▸ EXERCISE REQUIREMENTS: The entries below need to be written out exactly, with no pictures included.

* start THE RECORDS *

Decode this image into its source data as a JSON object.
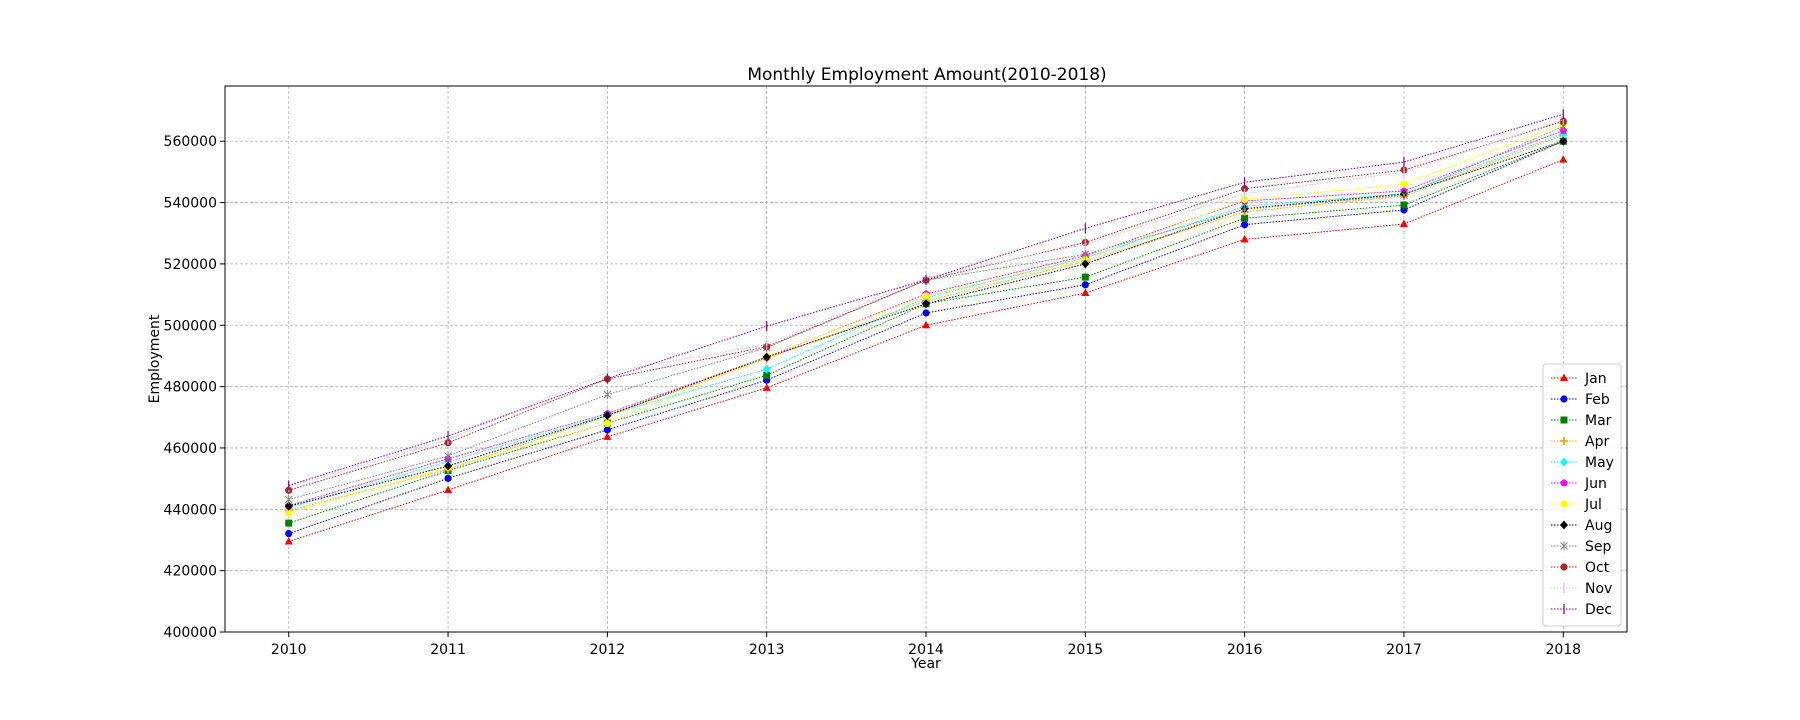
{
  "chart_data": {
    "type": "line",
    "title": "Monthly Employment Amount(2010-2018)",
    "xlabel": "Year",
    "ylabel": "Employment",
    "x": [
      2010,
      2011,
      2012,
      2013,
      2014,
      2015,
      2016,
      2017,
      2018
    ],
    "xlim": [
      2009.6,
      2018.4
    ],
    "ylim": [
      400000,
      578000
    ],
    "yticks": [
      400000,
      420000,
      440000,
      460000,
      480000,
      500000,
      520000,
      540000,
      560000
    ],
    "grid": true,
    "legend_position": "lower-right",
    "series": [
      {
        "name": "Jan",
        "color": "#ff0000",
        "marker": "triangle",
        "values": [
          429500,
          446300,
          463600,
          479600,
          500000,
          510500,
          528000,
          533000,
          554000
        ]
      },
      {
        "name": "Feb",
        "color": "#0000ff",
        "marker": "circle",
        "values": [
          432100,
          450100,
          465900,
          482100,
          504000,
          513200,
          532800,
          537600,
          560000
        ]
      },
      {
        "name": "Mar",
        "color": "#008000",
        "marker": "square",
        "values": [
          435500,
          452600,
          468100,
          483700,
          507000,
          515700,
          534900,
          539200,
          560000
        ]
      },
      {
        "name": "Apr",
        "color": "#ffa500",
        "marker": "plus",
        "values": [
          439600,
          453000,
          470400,
          489100,
          507900,
          520900,
          537000,
          542100,
          562000
        ]
      },
      {
        "name": "May",
        "color": "#00ffff",
        "marker": "diamond",
        "values": [
          440500,
          455500,
          470700,
          485700,
          509000,
          522000,
          538800,
          542900,
          562500
        ]
      },
      {
        "name": "Jun",
        "color": "#ff00ff",
        "marker": "pentagon",
        "values": [
          441200,
          456500,
          471200,
          489600,
          510200,
          522700,
          540500,
          543800,
          563500
        ]
      },
      {
        "name": "Jul",
        "color": "#ffff00",
        "marker": "circle",
        "values": [
          438800,
          453600,
          468000,
          489900,
          509600,
          521500,
          541000,
          546000,
          565500
        ]
      },
      {
        "name": "Aug",
        "color": "#000000",
        "marker": "diamond",
        "values": [
          441000,
          454100,
          470600,
          489600,
          507000,
          520000,
          538000,
          542800,
          560000
        ]
      },
      {
        "name": "Sep",
        "color": "#808080",
        "marker": "x",
        "values": [
          443200,
          457400,
          477400,
          492700,
          514700,
          523100,
          537800,
          542400,
          564800
        ]
      },
      {
        "name": "Oct",
        "color": "#a52a2a",
        "marker": "circle",
        "values": [
          446200,
          461700,
          482500,
          493000,
          514700,
          527000,
          544500,
          550600,
          566500
        ]
      },
      {
        "name": "Nov",
        "color": "#d8bfd8",
        "marker": "vline",
        "values": [
          447300,
          462700,
          484600,
          493700,
          515500,
          526400,
          542900,
          549900,
          567000
        ]
      },
      {
        "name": "Dec",
        "color": "#800080",
        "marker": "vline",
        "values": [
          447800,
          463900,
          482600,
          499700,
          514800,
          531600,
          546600,
          553200,
          568800
        ]
      }
    ]
  }
}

* end THE RECORDS *

▸ THE RESPONSE:
Decode this image into its source data as a JSON object.
{
  "chart_data": {
    "type": "line",
    "title": "Monthly Employment Amount(2010-2018)",
    "xlabel": "Year",
    "ylabel": "Employment",
    "x": [
      2010,
      2011,
      2012,
      2013,
      2014,
      2015,
      2016,
      2017,
      2018
    ],
    "xlim": [
      2009.6,
      2018.4
    ],
    "ylim": [
      400000,
      578000
    ],
    "yticks": [
      400000,
      420000,
      440000,
      460000,
      480000,
      500000,
      520000,
      540000,
      560000
    ],
    "grid": true,
    "legend_position": "lower-right",
    "series": [
      {
        "name": "Jan",
        "color": "#ff0000",
        "marker": "triangle",
        "values": [
          429500,
          446300,
          463600,
          479600,
          500000,
          510500,
          528000,
          533000,
          554000
        ]
      },
      {
        "name": "Feb",
        "color": "#0000ff",
        "marker": "circle",
        "values": [
          432100,
          450100,
          465900,
          482100,
          504000,
          513200,
          532800,
          537600,
          560000
        ]
      },
      {
        "name": "Mar",
        "color": "#008000",
        "marker": "square",
        "values": [
          435500,
          452600,
          468100,
          483700,
          507000,
          515700,
          534900,
          539200,
          560000
        ]
      },
      {
        "name": "Apr",
        "color": "#ffa500",
        "marker": "plus",
        "values": [
          439600,
          453000,
          470400,
          489100,
          507900,
          520900,
          537000,
          542100,
          562000
        ]
      },
      {
        "name": "May",
        "color": "#00ffff",
        "marker": "diamond",
        "values": [
          440500,
          455500,
          470700,
          485700,
          509000,
          522000,
          538800,
          542900,
          562500
        ]
      },
      {
        "name": "Jun",
        "color": "#ff00ff",
        "marker": "pentagon",
        "values": [
          441200,
          456500,
          471200,
          489600,
          510200,
          522700,
          540500,
          543800,
          563500
        ]
      },
      {
        "name": "Jul",
        "color": "#ffff00",
        "marker": "circle",
        "values": [
          438800,
          453600,
          468000,
          489900,
          509600,
          521500,
          541000,
          546000,
          565500
        ]
      },
      {
        "name": "Aug",
        "color": "#000000",
        "marker": "diamond",
        "values": [
          441000,
          454100,
          470600,
          489600,
          507000,
          520000,
          538000,
          542800,
          560000
        ]
      },
      {
        "name": "Sep",
        "color": "#808080",
        "marker": "x",
        "values": [
          443200,
          457400,
          477400,
          492700,
          514700,
          523100,
          537800,
          542400,
          564800
        ]
      },
      {
        "name": "Oct",
        "color": "#a52a2a",
        "marker": "circle",
        "values": [
          446200,
          461700,
          482500,
          493000,
          514700,
          527000,
          544500,
          550600,
          566500
        ]
      },
      {
        "name": "Nov",
        "color": "#d8bfd8",
        "marker": "vline",
        "values": [
          447300,
          462700,
          484600,
          493700,
          515500,
          526400,
          542900,
          549900,
          567000
        ]
      },
      {
        "name": "Dec",
        "color": "#800080",
        "marker": "vline",
        "values": [
          447800,
          463900,
          482600,
          499700,
          514800,
          531600,
          546600,
          553200,
          568800
        ]
      }
    ]
  }
}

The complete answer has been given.